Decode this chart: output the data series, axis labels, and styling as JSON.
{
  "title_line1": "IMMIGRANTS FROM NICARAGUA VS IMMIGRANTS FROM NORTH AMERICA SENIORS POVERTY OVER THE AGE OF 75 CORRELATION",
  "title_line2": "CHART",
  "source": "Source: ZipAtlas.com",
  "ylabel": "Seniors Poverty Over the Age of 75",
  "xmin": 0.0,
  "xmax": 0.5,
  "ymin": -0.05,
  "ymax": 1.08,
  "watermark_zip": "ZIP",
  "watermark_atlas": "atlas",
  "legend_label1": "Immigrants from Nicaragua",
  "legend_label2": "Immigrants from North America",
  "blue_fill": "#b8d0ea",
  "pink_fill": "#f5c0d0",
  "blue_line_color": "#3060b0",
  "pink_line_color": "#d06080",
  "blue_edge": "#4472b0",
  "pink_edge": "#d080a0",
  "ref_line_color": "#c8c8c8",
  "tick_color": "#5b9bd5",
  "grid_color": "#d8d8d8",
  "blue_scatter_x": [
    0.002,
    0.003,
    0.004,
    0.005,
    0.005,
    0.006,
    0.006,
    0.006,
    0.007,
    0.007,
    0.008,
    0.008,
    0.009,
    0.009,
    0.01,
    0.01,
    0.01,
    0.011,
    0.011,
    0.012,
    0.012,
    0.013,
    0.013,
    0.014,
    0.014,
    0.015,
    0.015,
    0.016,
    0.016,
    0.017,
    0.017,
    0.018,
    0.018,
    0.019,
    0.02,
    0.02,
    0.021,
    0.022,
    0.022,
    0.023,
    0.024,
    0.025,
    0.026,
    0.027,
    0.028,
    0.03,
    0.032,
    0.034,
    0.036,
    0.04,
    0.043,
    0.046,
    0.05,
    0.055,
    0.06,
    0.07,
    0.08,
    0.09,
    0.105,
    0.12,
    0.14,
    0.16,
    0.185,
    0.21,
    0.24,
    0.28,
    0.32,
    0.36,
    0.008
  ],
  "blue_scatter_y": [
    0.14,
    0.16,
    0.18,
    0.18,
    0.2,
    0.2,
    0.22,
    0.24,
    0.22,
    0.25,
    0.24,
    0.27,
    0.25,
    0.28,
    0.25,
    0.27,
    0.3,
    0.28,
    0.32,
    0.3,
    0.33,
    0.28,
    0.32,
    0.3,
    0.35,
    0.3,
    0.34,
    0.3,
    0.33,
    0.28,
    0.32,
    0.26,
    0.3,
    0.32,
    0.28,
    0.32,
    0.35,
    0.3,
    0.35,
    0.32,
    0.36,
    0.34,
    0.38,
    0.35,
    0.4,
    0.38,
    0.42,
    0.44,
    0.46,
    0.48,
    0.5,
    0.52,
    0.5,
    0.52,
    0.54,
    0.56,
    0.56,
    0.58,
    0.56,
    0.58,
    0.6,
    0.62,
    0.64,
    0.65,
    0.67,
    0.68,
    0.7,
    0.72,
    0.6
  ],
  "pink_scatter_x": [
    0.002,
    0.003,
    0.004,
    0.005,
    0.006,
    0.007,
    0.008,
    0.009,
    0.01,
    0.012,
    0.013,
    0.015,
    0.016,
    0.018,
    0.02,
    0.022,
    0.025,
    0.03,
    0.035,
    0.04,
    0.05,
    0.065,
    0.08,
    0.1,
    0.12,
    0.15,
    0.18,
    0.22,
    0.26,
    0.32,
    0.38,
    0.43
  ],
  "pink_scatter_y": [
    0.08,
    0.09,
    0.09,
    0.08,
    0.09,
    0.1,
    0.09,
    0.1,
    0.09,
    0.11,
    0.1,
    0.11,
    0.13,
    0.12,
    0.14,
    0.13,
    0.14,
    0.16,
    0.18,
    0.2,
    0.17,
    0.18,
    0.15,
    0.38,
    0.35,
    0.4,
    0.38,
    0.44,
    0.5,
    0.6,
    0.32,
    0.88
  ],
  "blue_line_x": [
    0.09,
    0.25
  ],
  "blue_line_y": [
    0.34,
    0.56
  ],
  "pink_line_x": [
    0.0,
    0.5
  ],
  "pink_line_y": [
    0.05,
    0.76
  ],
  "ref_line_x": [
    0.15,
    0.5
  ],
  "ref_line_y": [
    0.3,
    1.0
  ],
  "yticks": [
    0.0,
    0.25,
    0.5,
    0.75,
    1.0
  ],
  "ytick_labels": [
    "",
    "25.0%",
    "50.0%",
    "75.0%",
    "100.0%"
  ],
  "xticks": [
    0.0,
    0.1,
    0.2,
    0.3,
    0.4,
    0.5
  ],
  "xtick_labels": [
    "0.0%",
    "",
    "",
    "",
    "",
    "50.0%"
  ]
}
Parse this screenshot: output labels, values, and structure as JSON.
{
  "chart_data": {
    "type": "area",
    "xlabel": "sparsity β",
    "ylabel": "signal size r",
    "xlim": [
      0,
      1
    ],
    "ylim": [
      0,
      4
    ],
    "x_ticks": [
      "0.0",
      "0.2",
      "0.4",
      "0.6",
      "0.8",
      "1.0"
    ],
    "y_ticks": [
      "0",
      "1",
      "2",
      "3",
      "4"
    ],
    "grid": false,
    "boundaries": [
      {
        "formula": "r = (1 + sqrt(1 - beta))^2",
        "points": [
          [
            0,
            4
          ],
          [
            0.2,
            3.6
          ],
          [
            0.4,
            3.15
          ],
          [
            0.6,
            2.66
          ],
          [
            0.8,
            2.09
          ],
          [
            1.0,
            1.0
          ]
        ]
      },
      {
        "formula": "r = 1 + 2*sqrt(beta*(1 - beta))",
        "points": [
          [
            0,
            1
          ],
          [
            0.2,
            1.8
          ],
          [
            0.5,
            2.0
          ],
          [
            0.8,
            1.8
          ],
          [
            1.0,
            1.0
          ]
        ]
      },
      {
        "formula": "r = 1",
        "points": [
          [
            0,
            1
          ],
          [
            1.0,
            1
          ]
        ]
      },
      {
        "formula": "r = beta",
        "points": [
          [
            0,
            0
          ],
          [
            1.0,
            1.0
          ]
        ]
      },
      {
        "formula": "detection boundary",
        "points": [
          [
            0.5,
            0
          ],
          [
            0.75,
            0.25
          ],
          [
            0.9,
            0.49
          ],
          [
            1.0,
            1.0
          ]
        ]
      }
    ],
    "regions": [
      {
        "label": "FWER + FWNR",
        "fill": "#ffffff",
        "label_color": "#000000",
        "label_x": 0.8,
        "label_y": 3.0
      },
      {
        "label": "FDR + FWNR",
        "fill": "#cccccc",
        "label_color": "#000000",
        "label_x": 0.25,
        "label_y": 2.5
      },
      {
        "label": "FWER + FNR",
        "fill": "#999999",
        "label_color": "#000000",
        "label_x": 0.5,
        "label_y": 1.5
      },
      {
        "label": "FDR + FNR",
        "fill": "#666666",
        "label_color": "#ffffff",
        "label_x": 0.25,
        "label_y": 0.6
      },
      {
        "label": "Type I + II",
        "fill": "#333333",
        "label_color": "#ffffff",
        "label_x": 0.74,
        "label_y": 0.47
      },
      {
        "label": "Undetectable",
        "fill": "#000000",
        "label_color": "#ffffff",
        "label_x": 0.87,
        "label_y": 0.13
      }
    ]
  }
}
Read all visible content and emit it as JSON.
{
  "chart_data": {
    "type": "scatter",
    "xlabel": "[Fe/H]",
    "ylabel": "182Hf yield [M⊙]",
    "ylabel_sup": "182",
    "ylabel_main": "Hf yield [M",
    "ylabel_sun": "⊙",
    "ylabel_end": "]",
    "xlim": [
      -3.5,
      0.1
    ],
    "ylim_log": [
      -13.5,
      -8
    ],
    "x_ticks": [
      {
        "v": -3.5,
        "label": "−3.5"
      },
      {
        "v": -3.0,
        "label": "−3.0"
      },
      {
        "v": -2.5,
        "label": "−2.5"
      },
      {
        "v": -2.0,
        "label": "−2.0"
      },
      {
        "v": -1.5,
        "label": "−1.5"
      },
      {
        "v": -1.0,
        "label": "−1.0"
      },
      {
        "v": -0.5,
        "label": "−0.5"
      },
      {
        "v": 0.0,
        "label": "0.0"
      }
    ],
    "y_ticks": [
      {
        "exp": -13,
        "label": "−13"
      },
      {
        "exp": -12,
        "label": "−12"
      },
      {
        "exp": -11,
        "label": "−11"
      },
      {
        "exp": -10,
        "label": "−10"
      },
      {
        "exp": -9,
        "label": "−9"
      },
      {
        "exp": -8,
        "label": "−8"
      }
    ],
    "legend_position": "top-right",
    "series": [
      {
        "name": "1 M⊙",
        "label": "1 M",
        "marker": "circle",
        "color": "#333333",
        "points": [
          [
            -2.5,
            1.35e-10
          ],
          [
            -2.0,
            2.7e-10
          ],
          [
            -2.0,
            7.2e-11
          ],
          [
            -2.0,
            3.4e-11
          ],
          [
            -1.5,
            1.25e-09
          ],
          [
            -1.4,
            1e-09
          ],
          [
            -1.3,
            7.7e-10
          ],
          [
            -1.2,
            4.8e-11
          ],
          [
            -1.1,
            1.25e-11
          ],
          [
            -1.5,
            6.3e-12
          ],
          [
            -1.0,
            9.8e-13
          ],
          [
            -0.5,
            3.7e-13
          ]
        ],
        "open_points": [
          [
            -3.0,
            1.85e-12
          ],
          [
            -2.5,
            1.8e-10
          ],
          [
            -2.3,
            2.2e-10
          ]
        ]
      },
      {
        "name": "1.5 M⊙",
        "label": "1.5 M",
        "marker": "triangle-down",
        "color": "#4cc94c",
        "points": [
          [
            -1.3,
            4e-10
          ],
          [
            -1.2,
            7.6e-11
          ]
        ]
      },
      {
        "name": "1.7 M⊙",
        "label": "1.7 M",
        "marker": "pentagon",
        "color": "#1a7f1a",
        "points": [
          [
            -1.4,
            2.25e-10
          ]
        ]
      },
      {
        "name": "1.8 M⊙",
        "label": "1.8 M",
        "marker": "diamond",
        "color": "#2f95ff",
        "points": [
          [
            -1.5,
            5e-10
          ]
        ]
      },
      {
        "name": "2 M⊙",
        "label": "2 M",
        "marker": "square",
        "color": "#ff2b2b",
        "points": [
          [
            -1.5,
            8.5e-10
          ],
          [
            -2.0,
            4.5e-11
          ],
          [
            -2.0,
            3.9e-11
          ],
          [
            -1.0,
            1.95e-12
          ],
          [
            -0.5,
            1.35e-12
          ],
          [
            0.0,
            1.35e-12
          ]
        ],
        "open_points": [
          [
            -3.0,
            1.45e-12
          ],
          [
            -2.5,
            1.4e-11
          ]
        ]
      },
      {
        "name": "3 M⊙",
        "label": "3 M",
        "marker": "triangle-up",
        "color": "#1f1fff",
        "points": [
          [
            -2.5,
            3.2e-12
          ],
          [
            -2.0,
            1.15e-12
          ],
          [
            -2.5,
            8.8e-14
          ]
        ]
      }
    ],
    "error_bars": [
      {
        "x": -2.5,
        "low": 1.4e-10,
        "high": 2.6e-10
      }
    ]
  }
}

[Exercise task]
Determine the number of lines in the entries above where the string "JSON" appears. Answer with the number alone.

[Full solution]
3